▸ What the task requires
Repeat all the material exactly; pictures stay out of your copy.
═══ Task material
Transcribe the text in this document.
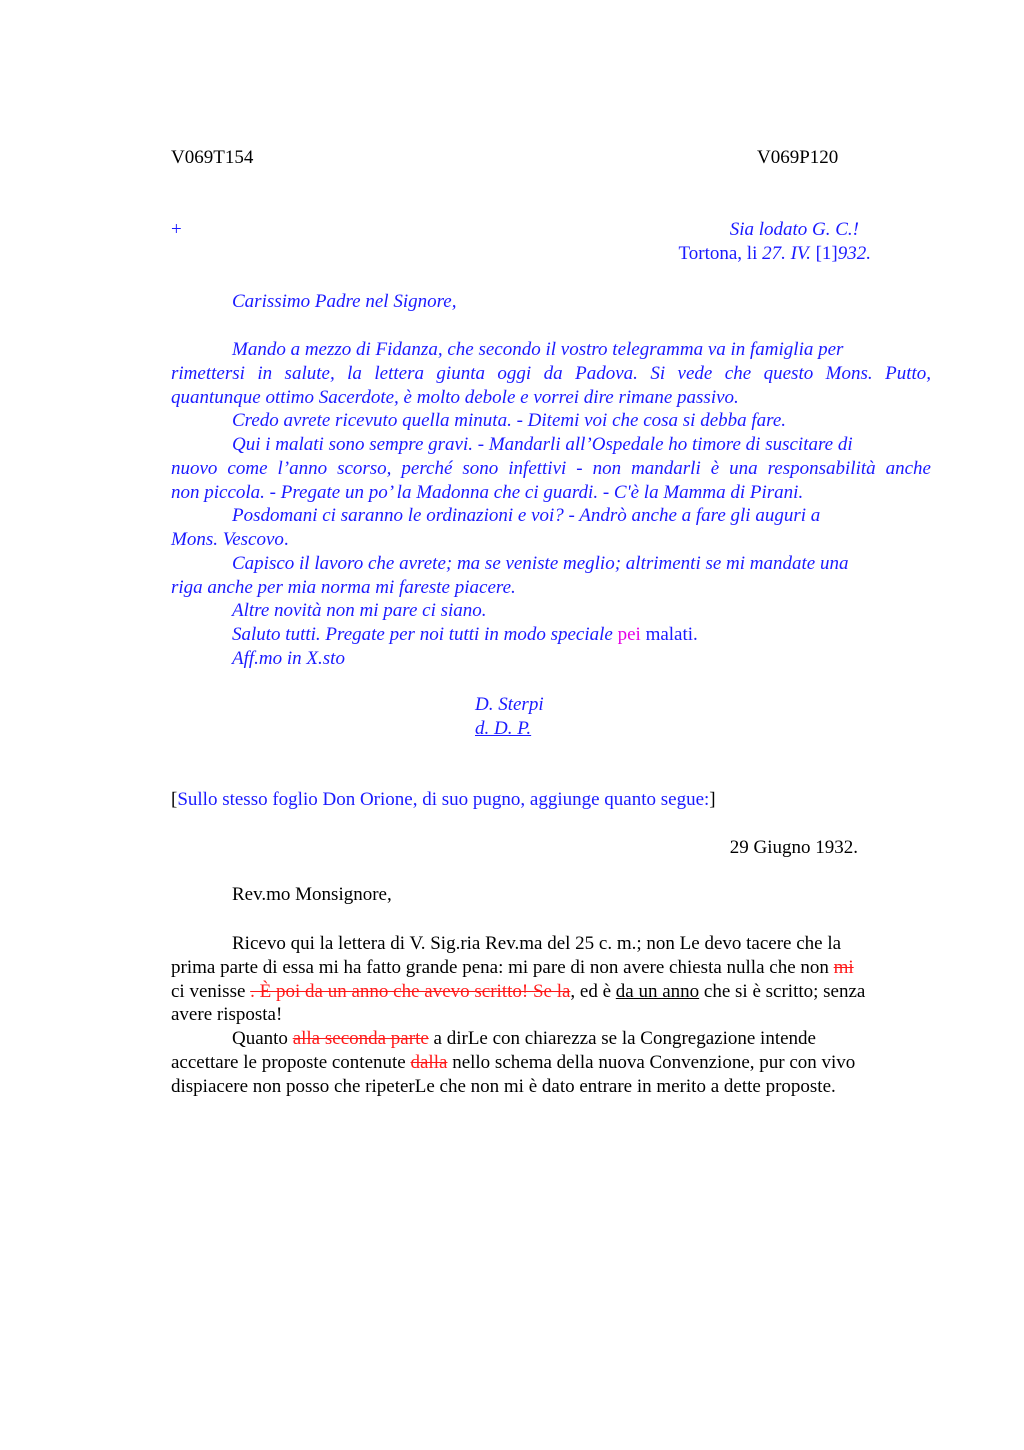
V069T154	V069P120
+	Sia lodato G. C.!
Tortona, li 27. IV. [1]932.
Carissimo Padre nel Signore,
Mando a mezzo di Fidanza, che secondo il vostro telegramma va in famiglia per
rimettersi in salute, la lettera giunta oggi da Padova. Si vede che questo Mons. Putto,
quantunque ottimo Sacerdote, è molto debole e vorrei dire rimane passivo.
Credo avrete ricevuto quella minuta. - Ditemi voi che cosa si debba fare.
Qui i malati sono sempre gravi. - Mandarli all’Ospedale ho timore di suscitare di
nuovo come l’anno scorso, perché sono infettivi - non mandarli è una responsabilità anche
non piccola. - Pregate un po’ la Madonna che ci guardi. - C'è la Mamma di Pirani.
Posdomani ci saranno le ordinazioni e voi? - Andrò anche a fare gli auguri a
Mons. Vescovo.
Capisco il lavoro che avrete; ma se veniste meglio; altrimenti se mi mandate una
riga anche per mia norma mi fareste piacere.
Altre novità non mi pare ci siano.
Saluto tutti. Pregate per noi tutti in modo speciale pei malati.
Aff.mo in X.sto
D. Sterpi
d. D. P.
[Sullo stesso foglio Don Orione, di suo pugno, aggiunge quanto segue:]
29 Giugno 1932.
Rev.mo Monsignore,
Ricevo qui la lettera di V. Sig.ria Rev.ma del 25 c. m.; non Le devo tacere che la
prima parte di essa mi ha fatto grande pena: mi pare di non avere chiesta nulla che non mi
ci venisse . È poi da un anno che avevo scritto! Se la, ed è da un anno che si è scritto; senza
avere risposta!
Quanto alla seconda parte a dirLe con chiarezza se la Congregazione intende
accettare le proposte contenute dalla nello schema della nuova Convenzione, pur con vivo
dispiacere non posso che ripeterLe che non mi è dato entrare in merito a dette proposte.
══════
▸ Task response
Transcribe the text in this document.
V069T154	V069P120
+	Sia lodato G. C.!
Tortona, li 27. IV. [1]932.
Carissimo Padre nel Signore,
Mando a mezzo di Fidanza, che secondo il vostro telegramma va in famiglia per
rimettersi in salute, la lettera giunta oggi da Padova. Si vede che questo Mons. Putto,
quantunque ottimo Sacerdote, è molto debole e vorrei dire rimane passivo.
Credo avrete ricevuto quella minuta. - Ditemi voi che cosa si debba fare.
Qui i malati sono sempre gravi. - Mandarli all’Ospedale ho timore di suscitare di
nuovo come l’anno scorso, perché sono infettivi - non mandarli è una responsabilità anche
non piccola. - Pregate un po’ la Madonna che ci guardi. - C'è la Mamma di Pirani.
Posdomani ci saranno le ordinazioni e voi? - Andrò anche a fare gli auguri a
Mons. Vescovo.
Capisco il lavoro che avrete; ma se veniste meglio; altrimenti se mi mandate una
riga anche per mia norma mi fareste piacere.
Altre novità non mi pare ci siano.
Saluto tutti. Pregate per noi tutti in modo speciale pei malati.
Aff.mo in X.sto
D. Sterpi
d. D. P.
[Sullo stesso foglio Don Orione, di suo pugno, aggiunge quanto segue:]
29 Giugno 1932.
Rev.mo Monsignore,
Ricevo qui la lettera di V. Sig.ria Rev.ma del 25 c. m.; non Le devo tacere che la
prima parte di essa mi ha fatto grande pena: mi pare di non avere chiesta nulla che non mi
ci venisse . È poi da un anno che avevo scritto! Se la, ed è da un anno che si è scritto; senza
avere risposta!
Quanto alla seconda parte a dirLe con chiarezza se la Congregazione intende
accettare le proposte contenute dalla nello schema della nuova Convenzione, pur con vivo
dispiacere non posso che ripeterLe che non mi è dato entrare in merito a dette proposte.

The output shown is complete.